[Entries from a dataset]

>> begin

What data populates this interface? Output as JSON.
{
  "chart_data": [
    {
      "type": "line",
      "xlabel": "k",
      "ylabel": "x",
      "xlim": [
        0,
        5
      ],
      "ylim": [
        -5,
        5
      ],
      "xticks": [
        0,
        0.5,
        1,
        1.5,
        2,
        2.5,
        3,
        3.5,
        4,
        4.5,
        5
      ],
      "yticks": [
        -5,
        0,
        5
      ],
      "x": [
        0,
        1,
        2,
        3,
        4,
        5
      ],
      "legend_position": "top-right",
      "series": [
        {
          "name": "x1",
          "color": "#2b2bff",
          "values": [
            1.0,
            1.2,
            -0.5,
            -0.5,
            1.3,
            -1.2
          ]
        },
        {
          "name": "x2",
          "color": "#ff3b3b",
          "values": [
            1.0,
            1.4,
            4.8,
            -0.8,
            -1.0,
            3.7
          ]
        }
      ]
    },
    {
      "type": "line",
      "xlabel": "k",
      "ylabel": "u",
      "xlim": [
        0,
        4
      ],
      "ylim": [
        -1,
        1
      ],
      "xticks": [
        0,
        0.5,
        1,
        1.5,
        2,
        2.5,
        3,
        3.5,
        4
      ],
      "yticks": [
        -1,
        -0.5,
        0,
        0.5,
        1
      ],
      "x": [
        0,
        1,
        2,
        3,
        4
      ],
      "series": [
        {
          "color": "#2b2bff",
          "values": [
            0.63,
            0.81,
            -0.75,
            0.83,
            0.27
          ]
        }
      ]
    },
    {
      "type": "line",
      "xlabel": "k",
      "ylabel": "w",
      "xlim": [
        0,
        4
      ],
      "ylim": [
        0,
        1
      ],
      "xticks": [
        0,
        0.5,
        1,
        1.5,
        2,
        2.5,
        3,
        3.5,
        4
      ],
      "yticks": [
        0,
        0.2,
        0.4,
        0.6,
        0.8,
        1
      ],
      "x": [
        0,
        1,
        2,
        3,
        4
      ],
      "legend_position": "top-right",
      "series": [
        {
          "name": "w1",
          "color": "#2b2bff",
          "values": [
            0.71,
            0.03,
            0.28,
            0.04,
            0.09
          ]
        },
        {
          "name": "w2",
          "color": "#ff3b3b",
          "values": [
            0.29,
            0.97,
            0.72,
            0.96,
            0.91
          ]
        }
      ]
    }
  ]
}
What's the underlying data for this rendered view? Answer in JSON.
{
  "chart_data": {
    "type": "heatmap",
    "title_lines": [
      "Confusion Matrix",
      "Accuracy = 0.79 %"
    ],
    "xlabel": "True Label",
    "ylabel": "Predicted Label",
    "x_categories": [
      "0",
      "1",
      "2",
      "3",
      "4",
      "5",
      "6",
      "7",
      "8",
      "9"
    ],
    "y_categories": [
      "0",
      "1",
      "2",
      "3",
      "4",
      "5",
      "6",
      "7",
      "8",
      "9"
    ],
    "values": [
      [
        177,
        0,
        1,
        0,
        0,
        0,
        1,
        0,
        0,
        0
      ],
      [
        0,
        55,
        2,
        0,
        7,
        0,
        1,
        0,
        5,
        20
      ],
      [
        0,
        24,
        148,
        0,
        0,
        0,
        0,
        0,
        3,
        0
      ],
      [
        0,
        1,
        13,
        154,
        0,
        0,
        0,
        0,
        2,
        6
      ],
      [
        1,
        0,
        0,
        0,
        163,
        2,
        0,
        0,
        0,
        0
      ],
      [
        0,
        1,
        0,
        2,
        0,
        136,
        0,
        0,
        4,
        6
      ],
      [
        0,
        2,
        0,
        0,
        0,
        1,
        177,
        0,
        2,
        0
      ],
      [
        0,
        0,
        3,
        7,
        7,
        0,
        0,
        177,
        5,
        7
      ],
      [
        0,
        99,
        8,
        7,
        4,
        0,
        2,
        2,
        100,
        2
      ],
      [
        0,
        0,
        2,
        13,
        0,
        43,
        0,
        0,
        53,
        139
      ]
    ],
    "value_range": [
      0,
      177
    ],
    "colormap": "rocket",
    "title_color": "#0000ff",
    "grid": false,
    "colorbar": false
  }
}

>> end

• _Problem to solve_
Please quote the data above in full, with no line missing.

• _Task result_
What data populates this interface? Output as JSON.
{
  "chart_data": [
    {
      "type": "line",
      "xlabel": "k",
      "ylabel": "x",
      "xlim": [
        0,
        5
      ],
      "ylim": [
        -5,
        5
      ],
      "xticks": [
        0,
        0.5,
        1,
        1.5,
        2,
        2.5,
        3,
        3.5,
        4,
        4.5,
        5
      ],
      "yticks": [
        -5,
        0,
        5
      ],
      "x": [
        0,
        1,
        2,
        3,
        4,
        5
      ],
      "legend_position": "top-right",
      "series": [
        {
          "name": "x1",
          "color": "#2b2bff",
          "values": [
            1.0,
            1.2,
            -0.5,
            -0.5,
            1.3,
            -1.2
          ]
        },
        {
          "name": "x2",
          "color": "#ff3b3b",
          "values": [
            1.0,
            1.4,
            4.8,
            -0.8,
            -1.0,
            3.7
          ]
        }
      ]
    },
    {
      "type": "line",
      "xlabel": "k",
      "ylabel": "u",
      "xlim": [
        0,
        4
      ],
      "ylim": [
        -1,
        1
      ],
      "xticks": [
        0,
        0.5,
        1,
        1.5,
        2,
        2.5,
        3,
        3.5,
        4
      ],
      "yticks": [
        -1,
        -0.5,
        0,
        0.5,
        1
      ],
      "x": [
        0,
        1,
        2,
        3,
        4
      ],
      "series": [
        {
          "color": "#2b2bff",
          "values": [
            0.63,
            0.81,
            -0.75,
            0.83,
            0.27
          ]
        }
      ]
    },
    {
      "type": "line",
      "xlabel": "k",
      "ylabel": "w",
      "xlim": [
        0,
        4
      ],
      "ylim": [
        0,
        1
      ],
      "xticks": [
        0,
        0.5,
        1,
        1.5,
        2,
        2.5,
        3,
        3.5,
        4
      ],
      "yticks": [
        0,
        0.2,
        0.4,
        0.6,
        0.8,
        1
      ],
      "x": [
        0,
        1,
        2,
        3,
        4
      ],
      "legend_position": "top-right",
      "series": [
        {
          "name": "w1",
          "color": "#2b2bff",
          "values": [
            0.71,
            0.03,
            0.28,
            0.04,
            0.09
          ]
        },
        {
          "name": "w2",
          "color": "#ff3b3b",
          "values": [
            0.29,
            0.97,
            0.72,
            0.96,
            0.91
          ]
        }
      ]
    }
  ]
}
What's the underlying data for this rendered view? Answer in JSON.
{
  "chart_data": {
    "type": "heatmap",
    "title_lines": [
      "Confusion Matrix",
      "Accuracy = 0.79 %"
    ],
    "xlabel": "True Label",
    "ylabel": "Predicted Label",
    "x_categories": [
      "0",
      "1",
      "2",
      "3",
      "4",
      "5",
      "6",
      "7",
      "8",
      "9"
    ],
    "y_categories": [
      "0",
      "1",
      "2",
      "3",
      "4",
      "5",
      "6",
      "7",
      "8",
      "9"
    ],
    "values": [
      [
        177,
        0,
        1,
        0,
        0,
        0,
        1,
        0,
        0,
        0
      ],
      [
        0,
        55,
        2,
        0,
        7,
        0,
        1,
        0,
        5,
        20
      ],
      [
        0,
        24,
        148,
        0,
        0,
        0,
        0,
        0,
        3,
        0
      ],
      [
        0,
        1,
        13,
        154,
        0,
        0,
        0,
        0,
        2,
        6
      ],
      [
        1,
        0,
        0,
        0,
        163,
        2,
        0,
        0,
        0,
        0
      ],
      [
        0,
        1,
        0,
        2,
        0,
        136,
        0,
        0,
        4,
        6
      ],
      [
        0,
        2,
        0,
        0,
        0,
        1,
        177,
        0,
        2,
        0
      ],
      [
        0,
        0,
        3,
        7,
        7,
        0,
        0,
        177,
        5,
        7
      ],
      [
        0,
        99,
        8,
        7,
        4,
        0,
        2,
        2,
        100,
        2
      ],
      [
        0,
        0,
        2,
        13,
        0,
        43,
        0,
        0,
        53,
        139
      ]
    ],
    "value_range": [
      0,
      177
    ],
    "colormap": "rocket",
    "title_color": "#0000ff",
    "grid": false,
    "colorbar": false
  }
}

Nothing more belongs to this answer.